*Directive*: Can you write out the entries below again, replacing every "field-label" with "form-label" and leaving everything else unchanged?

==== Data records

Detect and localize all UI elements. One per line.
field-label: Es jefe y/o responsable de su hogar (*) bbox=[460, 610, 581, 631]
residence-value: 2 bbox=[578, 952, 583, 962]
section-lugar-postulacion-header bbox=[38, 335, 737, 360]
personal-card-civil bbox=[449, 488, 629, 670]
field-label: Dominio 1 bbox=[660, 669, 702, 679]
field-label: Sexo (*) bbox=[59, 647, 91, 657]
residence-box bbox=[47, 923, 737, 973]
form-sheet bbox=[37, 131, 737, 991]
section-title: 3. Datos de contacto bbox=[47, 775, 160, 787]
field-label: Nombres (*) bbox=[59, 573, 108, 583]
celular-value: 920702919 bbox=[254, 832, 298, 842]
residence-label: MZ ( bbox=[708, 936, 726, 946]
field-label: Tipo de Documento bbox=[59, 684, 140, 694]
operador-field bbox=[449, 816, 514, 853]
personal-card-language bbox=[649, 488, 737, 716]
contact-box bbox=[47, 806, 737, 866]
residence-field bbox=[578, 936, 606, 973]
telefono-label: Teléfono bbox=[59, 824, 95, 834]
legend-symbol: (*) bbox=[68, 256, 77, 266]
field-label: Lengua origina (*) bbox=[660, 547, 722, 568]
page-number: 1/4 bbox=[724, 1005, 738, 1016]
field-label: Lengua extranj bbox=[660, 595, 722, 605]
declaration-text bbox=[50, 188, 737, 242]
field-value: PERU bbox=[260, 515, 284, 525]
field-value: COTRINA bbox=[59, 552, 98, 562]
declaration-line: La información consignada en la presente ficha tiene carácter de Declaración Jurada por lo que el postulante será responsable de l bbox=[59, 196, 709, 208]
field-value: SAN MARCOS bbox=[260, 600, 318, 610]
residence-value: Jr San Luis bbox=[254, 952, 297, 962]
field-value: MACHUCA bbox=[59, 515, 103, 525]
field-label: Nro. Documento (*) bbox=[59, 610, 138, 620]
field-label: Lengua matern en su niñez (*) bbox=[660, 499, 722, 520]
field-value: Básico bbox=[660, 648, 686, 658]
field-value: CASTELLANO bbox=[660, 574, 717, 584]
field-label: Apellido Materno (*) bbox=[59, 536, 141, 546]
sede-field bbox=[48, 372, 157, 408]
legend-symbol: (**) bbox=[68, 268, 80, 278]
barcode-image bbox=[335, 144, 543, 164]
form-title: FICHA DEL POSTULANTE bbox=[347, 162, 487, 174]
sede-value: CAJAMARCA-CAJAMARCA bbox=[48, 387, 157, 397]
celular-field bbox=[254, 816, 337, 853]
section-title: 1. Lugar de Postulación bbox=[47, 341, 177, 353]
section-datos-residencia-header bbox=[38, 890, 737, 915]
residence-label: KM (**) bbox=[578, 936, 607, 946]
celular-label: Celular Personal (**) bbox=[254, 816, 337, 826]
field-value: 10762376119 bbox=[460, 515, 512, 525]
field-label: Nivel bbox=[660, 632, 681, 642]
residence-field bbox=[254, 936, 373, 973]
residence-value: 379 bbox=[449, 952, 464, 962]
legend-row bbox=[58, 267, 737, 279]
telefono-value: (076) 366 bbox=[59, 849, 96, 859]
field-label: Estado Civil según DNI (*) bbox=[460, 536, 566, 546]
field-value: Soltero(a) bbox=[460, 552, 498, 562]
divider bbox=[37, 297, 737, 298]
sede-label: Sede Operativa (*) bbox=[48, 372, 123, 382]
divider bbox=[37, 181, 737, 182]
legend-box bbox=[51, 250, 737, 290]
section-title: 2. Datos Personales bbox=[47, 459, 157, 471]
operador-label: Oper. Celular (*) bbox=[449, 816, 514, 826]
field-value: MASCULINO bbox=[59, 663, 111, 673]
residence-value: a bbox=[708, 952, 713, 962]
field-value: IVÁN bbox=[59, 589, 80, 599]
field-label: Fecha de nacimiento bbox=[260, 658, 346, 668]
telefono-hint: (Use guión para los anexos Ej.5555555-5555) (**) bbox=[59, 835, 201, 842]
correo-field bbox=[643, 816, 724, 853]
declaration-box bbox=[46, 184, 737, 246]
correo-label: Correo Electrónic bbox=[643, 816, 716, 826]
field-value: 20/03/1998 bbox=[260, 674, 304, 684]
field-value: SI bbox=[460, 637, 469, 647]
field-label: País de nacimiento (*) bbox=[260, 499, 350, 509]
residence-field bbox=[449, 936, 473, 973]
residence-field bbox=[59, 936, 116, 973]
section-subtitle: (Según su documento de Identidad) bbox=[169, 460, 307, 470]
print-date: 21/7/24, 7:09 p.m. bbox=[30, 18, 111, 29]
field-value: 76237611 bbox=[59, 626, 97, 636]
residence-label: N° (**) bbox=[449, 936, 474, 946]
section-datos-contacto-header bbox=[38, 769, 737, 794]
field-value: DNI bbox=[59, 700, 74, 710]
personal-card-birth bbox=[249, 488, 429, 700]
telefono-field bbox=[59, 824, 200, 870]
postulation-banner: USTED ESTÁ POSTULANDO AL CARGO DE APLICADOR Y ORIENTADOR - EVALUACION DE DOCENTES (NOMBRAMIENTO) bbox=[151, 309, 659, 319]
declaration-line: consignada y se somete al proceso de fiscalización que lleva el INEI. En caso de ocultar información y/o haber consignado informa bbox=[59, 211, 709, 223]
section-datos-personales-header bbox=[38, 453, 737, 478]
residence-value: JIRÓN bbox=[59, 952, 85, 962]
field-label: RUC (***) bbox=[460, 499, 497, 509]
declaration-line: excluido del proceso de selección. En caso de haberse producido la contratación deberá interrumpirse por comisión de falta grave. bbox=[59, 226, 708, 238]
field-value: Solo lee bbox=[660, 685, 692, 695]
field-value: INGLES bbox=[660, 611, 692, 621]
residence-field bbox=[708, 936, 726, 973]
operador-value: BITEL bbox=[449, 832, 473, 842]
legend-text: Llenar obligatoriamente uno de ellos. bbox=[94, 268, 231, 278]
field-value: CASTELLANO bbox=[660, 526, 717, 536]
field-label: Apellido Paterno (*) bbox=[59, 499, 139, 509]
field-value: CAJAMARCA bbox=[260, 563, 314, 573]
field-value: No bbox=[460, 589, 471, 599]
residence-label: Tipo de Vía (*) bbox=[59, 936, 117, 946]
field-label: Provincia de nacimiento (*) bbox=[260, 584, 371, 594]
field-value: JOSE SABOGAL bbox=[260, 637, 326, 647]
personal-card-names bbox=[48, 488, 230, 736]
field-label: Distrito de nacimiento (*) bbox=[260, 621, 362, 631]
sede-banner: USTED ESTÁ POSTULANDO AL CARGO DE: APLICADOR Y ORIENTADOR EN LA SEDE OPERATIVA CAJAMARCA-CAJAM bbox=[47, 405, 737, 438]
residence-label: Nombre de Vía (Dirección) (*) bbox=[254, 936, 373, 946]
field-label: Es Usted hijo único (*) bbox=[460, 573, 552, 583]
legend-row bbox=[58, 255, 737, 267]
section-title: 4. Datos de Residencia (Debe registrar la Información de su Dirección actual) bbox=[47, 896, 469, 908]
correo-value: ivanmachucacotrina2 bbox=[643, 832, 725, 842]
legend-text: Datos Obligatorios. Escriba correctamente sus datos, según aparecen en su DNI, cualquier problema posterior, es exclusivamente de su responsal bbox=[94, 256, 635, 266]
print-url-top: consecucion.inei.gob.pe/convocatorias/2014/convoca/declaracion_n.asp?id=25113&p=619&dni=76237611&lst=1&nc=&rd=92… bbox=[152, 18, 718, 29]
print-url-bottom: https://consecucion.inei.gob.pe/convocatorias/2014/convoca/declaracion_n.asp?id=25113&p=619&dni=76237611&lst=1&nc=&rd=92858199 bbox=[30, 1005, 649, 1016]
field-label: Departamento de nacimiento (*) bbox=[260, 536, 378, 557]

========

*Solution for this exercise*:
Detect and localize all UI elements. One per line.
form-label: Es jefe y/o responsable de su hogar (*) bbox=[460, 610, 581, 631]
residence-value: 2 bbox=[578, 952, 583, 962]
section-lugar-postulacion-header bbox=[38, 335, 737, 360]
personal-card-civil bbox=[449, 488, 629, 670]
form-label: Dominio 1 bbox=[660, 669, 702, 679]
form-label: Sexo (*) bbox=[59, 647, 91, 657]
residence-box bbox=[47, 923, 737, 973]
form-sheet bbox=[37, 131, 737, 991]
section-title: 3. Datos de contacto bbox=[47, 775, 160, 787]
form-label: Nombres (*) bbox=[59, 573, 108, 583]
celular-value: 920702919 bbox=[254, 832, 298, 842]
residence-label: MZ ( bbox=[708, 936, 726, 946]
form-label: Tipo de Documento bbox=[59, 684, 140, 694]
operador-field bbox=[449, 816, 514, 853]
personal-card-language bbox=[649, 488, 737, 716]
contact-box bbox=[47, 806, 737, 866]
residence-field bbox=[578, 936, 606, 973]
telefono-label: Teléfono bbox=[59, 824, 95, 834]
legend-symbol: (*) bbox=[68, 256, 77, 266]
form-label: Lengua origina (*) bbox=[660, 547, 722, 568]
page-number: 1/4 bbox=[724, 1005, 738, 1016]
form-label: Lengua extranj bbox=[660, 595, 722, 605]
declaration-text bbox=[50, 188, 737, 242]
field-value: PERU bbox=[260, 515, 284, 525]
field-value: COTRINA bbox=[59, 552, 98, 562]
declaration-line: La información consignada en la presente ficha tiene carácter de Declaración Jurada por lo que el postulante será responsable de l bbox=[59, 196, 709, 208]
field-value: SAN MARCOS bbox=[260, 600, 318, 610]
residence-value: Jr San Luis bbox=[254, 952, 297, 962]
field-value: MACHUCA bbox=[59, 515, 103, 525]
form-label: Nro. Documento (*) bbox=[59, 610, 138, 620]
form-label: Lengua matern en su niñez (*) bbox=[660, 499, 722, 520]
field-value: Básico bbox=[660, 648, 686, 658]
field-value: CASTELLANO bbox=[660, 574, 717, 584]
form-label: Apellido Materno (*) bbox=[59, 536, 141, 546]
sede-field bbox=[48, 372, 157, 408]
legend-symbol: (**) bbox=[68, 268, 80, 278]
barcode-image bbox=[335, 144, 543, 164]
form-title: FICHA DEL POSTULANTE bbox=[347, 162, 487, 174]
sede-value: CAJAMARCA-CAJAMARCA bbox=[48, 387, 157, 397]
celular-field bbox=[254, 816, 337, 853]
section-title: 1. Lugar de Postulación bbox=[47, 341, 177, 353]
section-datos-residencia-header bbox=[38, 890, 737, 915]
residence-label: KM (**) bbox=[578, 936, 607, 946]
celular-label: Celular Personal (**) bbox=[254, 816, 337, 826]
field-value: 10762376119 bbox=[460, 515, 512, 525]
form-label: Nivel bbox=[660, 632, 681, 642]
residence-field bbox=[254, 936, 373, 973]
residence-value: 379 bbox=[449, 952, 464, 962]
legend-row bbox=[58, 267, 737, 279]
telefono-value: (076) 366 bbox=[59, 849, 96, 859]
form-label: Estado Civil según DNI (*) bbox=[460, 536, 566, 546]
field-value: Soltero(a) bbox=[460, 552, 498, 562]
divider bbox=[37, 297, 737, 298]
sede-label: Sede Operativa (*) bbox=[48, 372, 123, 382]
divider bbox=[37, 181, 737, 182]
legend-box bbox=[51, 250, 737, 290]
section-title: 2. Datos Personales bbox=[47, 459, 157, 471]
operador-label: Oper. Celular (*) bbox=[449, 816, 514, 826]
field-value: MASCULINO bbox=[59, 663, 111, 673]
residence-value: a bbox=[708, 952, 713, 962]
field-value: IVÁN bbox=[59, 589, 80, 599]
form-label: Fecha de nacimiento bbox=[260, 658, 346, 668]
telefono-hint: (Use guión para los anexos Ej.5555555-5555) (**) bbox=[59, 835, 201, 842]
correo-field bbox=[643, 816, 724, 853]
declaration-box bbox=[46, 184, 737, 246]
correo-label: Correo Electrónic bbox=[643, 816, 716, 826]
field-value: 20/03/1998 bbox=[260, 674, 304, 684]
field-value: SI bbox=[460, 637, 469, 647]
form-label: País de nacimiento (*) bbox=[260, 499, 350, 509]
residence-field bbox=[449, 936, 473, 973]
residence-field bbox=[59, 936, 116, 973]
section-subtitle: (Según su documento de Identidad) bbox=[169, 460, 307, 470]
print-date: 21/7/24, 7:09 p.m. bbox=[30, 18, 111, 29]
field-value: 76237611 bbox=[59, 626, 97, 636]
residence-label: N° (**) bbox=[449, 936, 474, 946]
section-datos-contacto-header bbox=[38, 769, 737, 794]
field-value: DNI bbox=[59, 700, 74, 710]
personal-card-birth bbox=[249, 488, 429, 700]
telefono-field bbox=[59, 824, 200, 870]
postulation-banner: USTED ESTÁ POSTULANDO AL CARGO DE APLICADOR Y ORIENTADOR - EVALUACION DE DOCENTES (NOMBRAMIENTO) bbox=[151, 309, 659, 319]
declaration-line: consignada y se somete al proceso de fiscalización que lleva el INEI. En caso de ocultar información y/o haber consignado informa bbox=[59, 211, 709, 223]
section-datos-personales-header bbox=[38, 453, 737, 478]
residence-value: JIRÓN bbox=[59, 952, 85, 962]
form-label: RUC (***) bbox=[460, 499, 497, 509]
declaration-line: excluido del proceso de selección. En caso de haberse producido la contratación deberá interrumpirse por comisión de falta grave. bbox=[59, 226, 708, 238]
field-value: Solo lee bbox=[660, 685, 692, 695]
field-value: INGLES bbox=[660, 611, 692, 621]
residence-field bbox=[708, 936, 726, 973]
operador-value: BITEL bbox=[449, 832, 473, 842]
legend-text: Llenar obligatoriamente uno de ellos. bbox=[94, 268, 231, 278]
field-value: CASTELLANO bbox=[660, 526, 717, 536]
form-label: Apellido Paterno (*) bbox=[59, 499, 139, 509]
field-value: CAJAMARCA bbox=[260, 563, 314, 573]
field-value: No bbox=[460, 589, 471, 599]
residence-label: Tipo de Vía (*) bbox=[59, 936, 117, 946]
form-label: Provincia de nacimiento (*) bbox=[260, 584, 371, 594]
field-value: JOSE SABOGAL bbox=[260, 637, 326, 647]
personal-card-names bbox=[48, 488, 230, 736]
form-label: Distrito de nacimiento (*) bbox=[260, 621, 362, 631]
sede-banner: USTED ESTÁ POSTULANDO AL CARGO DE: APLICADOR Y ORIENTADOR EN LA SEDE OPERATIVA CAJAMARCA-CAJAM bbox=[47, 405, 737, 438]
residence-label: Nombre de Vía (Dirección) (*) bbox=[254, 936, 373, 946]
form-label: Es Usted hijo único (*) bbox=[460, 573, 552, 583]
legend-row bbox=[58, 255, 737, 267]
section-title: 4. Datos de Residencia (Debe registrar la Información de su Dirección actual) bbox=[47, 896, 469, 908]
correo-value: ivanmachucacotrina2 bbox=[643, 832, 725, 842]
legend-text: Datos Obligatorios. Escriba correctamente sus datos, según aparecen en su DNI, cualquier problema posterior, es exclusivamente de su responsal bbox=[94, 256, 635, 266]
print-url-top: consecucion.inei.gob.pe/convocatorias/2014/convoca/declaracion_n.asp?id=25113&p=619&dni=76237611&lst=1&nc=&rd=92… bbox=[152, 18, 718, 29]
print-url-bottom: https://consecucion.inei.gob.pe/convocatorias/2014/convoca/declaracion_n.asp?id=25113&p=619&dni=76237611&lst=1&nc=&rd=92858199 bbox=[30, 1005, 649, 1016]
form-label: Departamento de nacimiento (*) bbox=[260, 536, 378, 557]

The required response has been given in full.